• Job: Gather every line in the listing below that contains the string "seabed", treating uppercase and lowercase letters as different.

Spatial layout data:
+ + + +
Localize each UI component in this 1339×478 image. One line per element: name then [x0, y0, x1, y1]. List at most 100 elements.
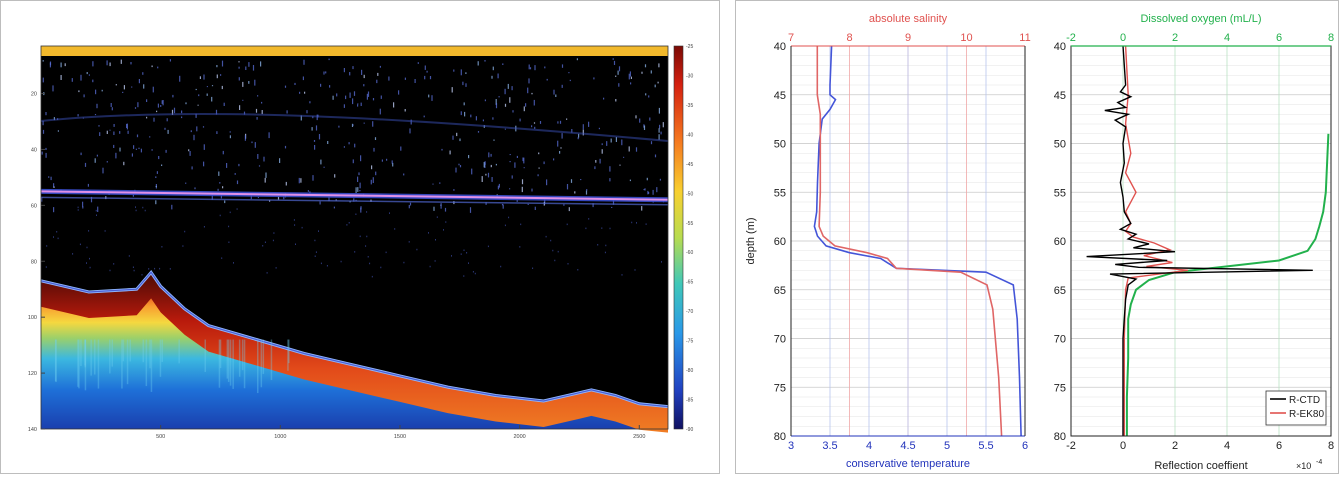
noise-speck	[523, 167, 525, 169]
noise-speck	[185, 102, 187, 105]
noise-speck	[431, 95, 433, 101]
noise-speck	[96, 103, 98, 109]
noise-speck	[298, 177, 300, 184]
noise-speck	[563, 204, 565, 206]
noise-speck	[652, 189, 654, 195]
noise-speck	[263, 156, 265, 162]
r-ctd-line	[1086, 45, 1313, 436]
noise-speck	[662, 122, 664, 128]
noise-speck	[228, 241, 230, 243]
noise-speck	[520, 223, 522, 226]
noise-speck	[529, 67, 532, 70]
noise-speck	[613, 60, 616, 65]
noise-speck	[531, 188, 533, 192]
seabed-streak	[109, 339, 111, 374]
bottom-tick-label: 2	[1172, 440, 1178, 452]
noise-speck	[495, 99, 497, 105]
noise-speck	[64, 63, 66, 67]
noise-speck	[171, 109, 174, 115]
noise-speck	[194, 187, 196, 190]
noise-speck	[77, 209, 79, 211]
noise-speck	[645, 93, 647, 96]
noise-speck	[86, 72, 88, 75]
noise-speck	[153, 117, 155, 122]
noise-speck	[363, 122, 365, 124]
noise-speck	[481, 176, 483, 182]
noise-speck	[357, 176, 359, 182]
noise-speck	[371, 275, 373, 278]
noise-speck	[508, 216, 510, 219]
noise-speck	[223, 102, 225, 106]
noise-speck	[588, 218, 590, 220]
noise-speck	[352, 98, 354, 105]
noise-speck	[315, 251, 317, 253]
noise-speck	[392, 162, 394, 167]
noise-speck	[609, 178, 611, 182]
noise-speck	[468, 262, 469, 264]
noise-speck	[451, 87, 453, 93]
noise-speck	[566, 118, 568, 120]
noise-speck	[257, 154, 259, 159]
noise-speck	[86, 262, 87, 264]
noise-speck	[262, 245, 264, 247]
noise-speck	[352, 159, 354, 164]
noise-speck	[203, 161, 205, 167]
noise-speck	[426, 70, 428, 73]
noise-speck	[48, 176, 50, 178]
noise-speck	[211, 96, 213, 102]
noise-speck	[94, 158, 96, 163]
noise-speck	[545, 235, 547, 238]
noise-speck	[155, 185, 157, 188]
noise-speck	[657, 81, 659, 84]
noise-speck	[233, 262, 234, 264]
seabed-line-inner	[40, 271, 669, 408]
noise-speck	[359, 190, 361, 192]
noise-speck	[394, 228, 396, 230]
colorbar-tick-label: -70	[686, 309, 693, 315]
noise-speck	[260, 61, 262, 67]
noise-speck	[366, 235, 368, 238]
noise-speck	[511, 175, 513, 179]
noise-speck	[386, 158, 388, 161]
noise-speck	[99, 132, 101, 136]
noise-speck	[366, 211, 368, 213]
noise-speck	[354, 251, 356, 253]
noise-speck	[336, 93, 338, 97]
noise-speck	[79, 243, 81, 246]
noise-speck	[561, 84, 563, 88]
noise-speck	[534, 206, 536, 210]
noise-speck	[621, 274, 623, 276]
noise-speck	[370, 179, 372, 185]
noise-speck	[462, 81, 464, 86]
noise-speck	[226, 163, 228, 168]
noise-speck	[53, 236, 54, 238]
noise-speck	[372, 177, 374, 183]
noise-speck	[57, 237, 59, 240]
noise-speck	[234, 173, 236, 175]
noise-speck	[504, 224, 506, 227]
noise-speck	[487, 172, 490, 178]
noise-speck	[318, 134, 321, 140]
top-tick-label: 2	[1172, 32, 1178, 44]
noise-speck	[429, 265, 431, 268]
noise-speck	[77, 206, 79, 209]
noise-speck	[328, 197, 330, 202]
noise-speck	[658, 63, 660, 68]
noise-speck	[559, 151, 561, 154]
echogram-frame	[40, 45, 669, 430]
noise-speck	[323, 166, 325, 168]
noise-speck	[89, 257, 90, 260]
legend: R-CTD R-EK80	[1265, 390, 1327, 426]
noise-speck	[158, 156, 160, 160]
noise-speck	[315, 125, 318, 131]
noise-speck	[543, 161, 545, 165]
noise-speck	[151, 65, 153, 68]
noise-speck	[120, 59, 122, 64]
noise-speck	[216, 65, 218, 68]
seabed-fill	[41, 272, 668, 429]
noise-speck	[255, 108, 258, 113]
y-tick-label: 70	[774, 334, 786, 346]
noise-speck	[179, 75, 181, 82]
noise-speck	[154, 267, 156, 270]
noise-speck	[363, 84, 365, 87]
+ + + +
• Result:
seabed-streak	[109, 339, 111, 374]
seabed-line-inner	[40, 271, 669, 408]
seabed-fill	[41, 272, 668, 429]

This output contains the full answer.